(Stored records)
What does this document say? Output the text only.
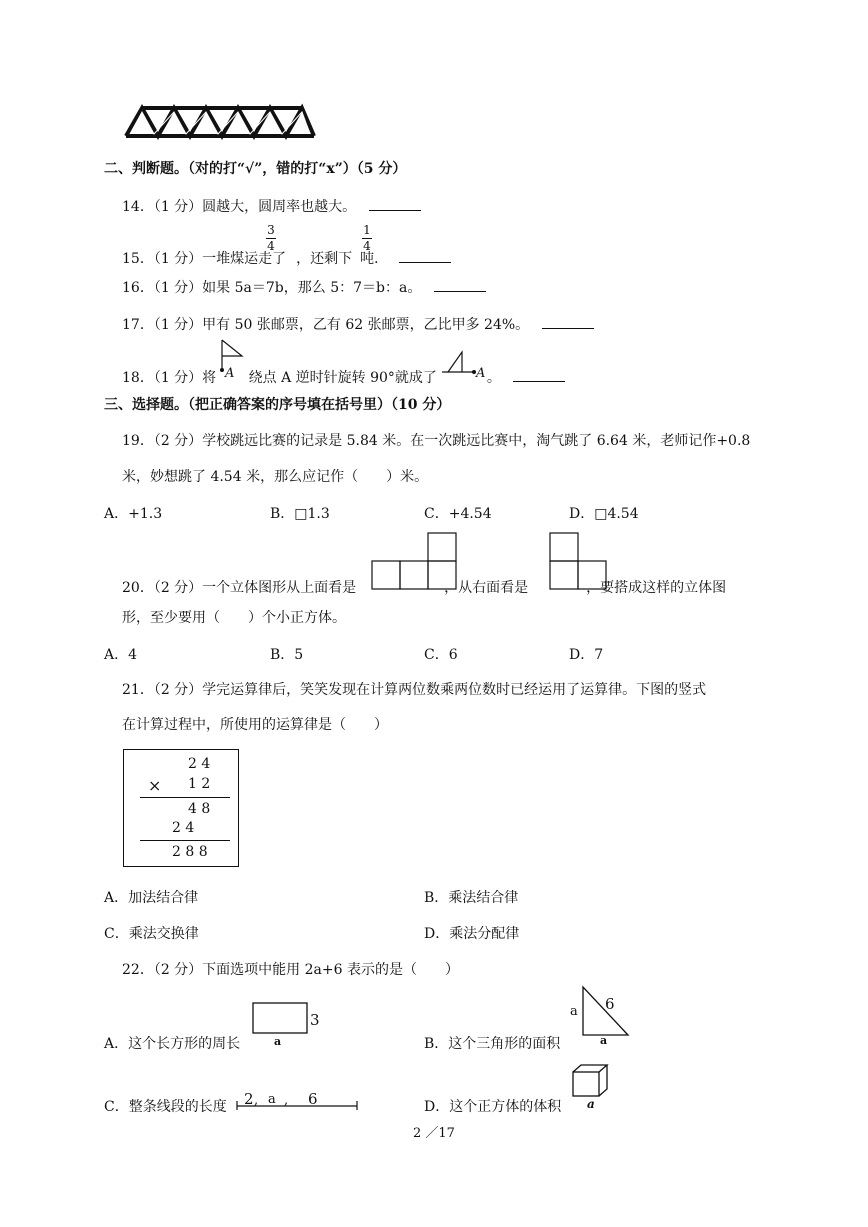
二、判断题。（对的打“√”，错的打“x”）（5 分）
14．（1 分）圆越大，圆周率也越大。
15．（1 分）一堆煤运走了 ，还剩下 吨．
3
4
1
4
16．（1 分）如果 5a＝7b，那么 5：7＝b：a。
17．（1 分）甲有 50 张邮票，乙有 62 张邮票，乙比甲多 24%。
18．（1 分）将 绕点 A 逆时针旋转 90°就成了	。
A	A
三、选择题。（把正确答案的序号填在括号里）（10 分）
19．（2 分）学校跳远比赛的记录是 5.84 米。在一次跳远比赛中，淘气跳了 6.64 米，老师记作+0.8
米，妙想跳了 4.54 米，那么应记作（　　）米。
A．+1.3	B．□1.3	C．+4.54	D．□4.54
20．（2 分）一个立体图形从上面看是	，从右面看是	，要搭成这样的立体图
形，至少要用（　　）个小正方体。
A．4	B．5	C．6	D．7
21．（2 分）学完运算律后，笑笑发现在计算两位数乘两位数时已经运用了运算律。下图的竖式
在计算过程中，所使用的运算律是（　　）
2 4
× 1 2
4 8
2 4
2 8 8
A．加法结合律	B．乘法结合律
C．乘法交换律	D．乘法分配律
22．（2 分）下面选项中能用 2a+6 表示的是（　　）
A．这个长方形的周长
3
a	B．这个三角形的面积
a 6
a
C．整条线段的长度 2 , a , 6	D．这个正方体的体积 a
2 ／17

_WHAT TO DO_:
All the material shown above is to be copied exactly, with no pictures carried over.

_ANSWER TO THIS PROBLEM_:
What does this document say? Output the text only.
二、判断题。（对的打“√”，错的打“x”）（5 分）
14．（1 分）圆越大，圆周率也越大。
15．（1 分）一堆煤运走了 ，还剩下 吨．
3
4
1
4
16．（1 分）如果 5a＝7b，那么 5：7＝b：a。
17．（1 分）甲有 50 张邮票，乙有 62 张邮票，乙比甲多 24%。
18．（1 分）将 绕点 A 逆时针旋转 90°就成了	。
A	A
三、选择题。（把正确答案的序号填在括号里）（10 分）
19．（2 分）学校跳远比赛的记录是 5.84 米。在一次跳远比赛中，淘气跳了 6.64 米，老师记作+0.8
米，妙想跳了 4.54 米，那么应记作（　　）米。
A．+1.3	B．□1.3	C．+4.54	D．□4.54
20．（2 分）一个立体图形从上面看是	，从右面看是	，要搭成这样的立体图
形，至少要用（　　）个小正方体。
A．4	B．5	C．6	D．7
21．（2 分）学完运算律后，笑笑发现在计算两位数乘两位数时已经运用了运算律。下图的竖式
在计算过程中，所使用的运算律是（　　）
2 4
× 1 2
4 8
2 4
2 8 8
A．加法结合律	B．乘法结合律
C．乘法交换律	D．乘法分配律
22．（2 分）下面选项中能用 2a+6 表示的是（　　）
A．这个长方形的周长
3
a	B．这个三角形的面积
a 6
a
C．整条线段的长度 2 , a , 6	D．这个正方体的体积 a
2 ／17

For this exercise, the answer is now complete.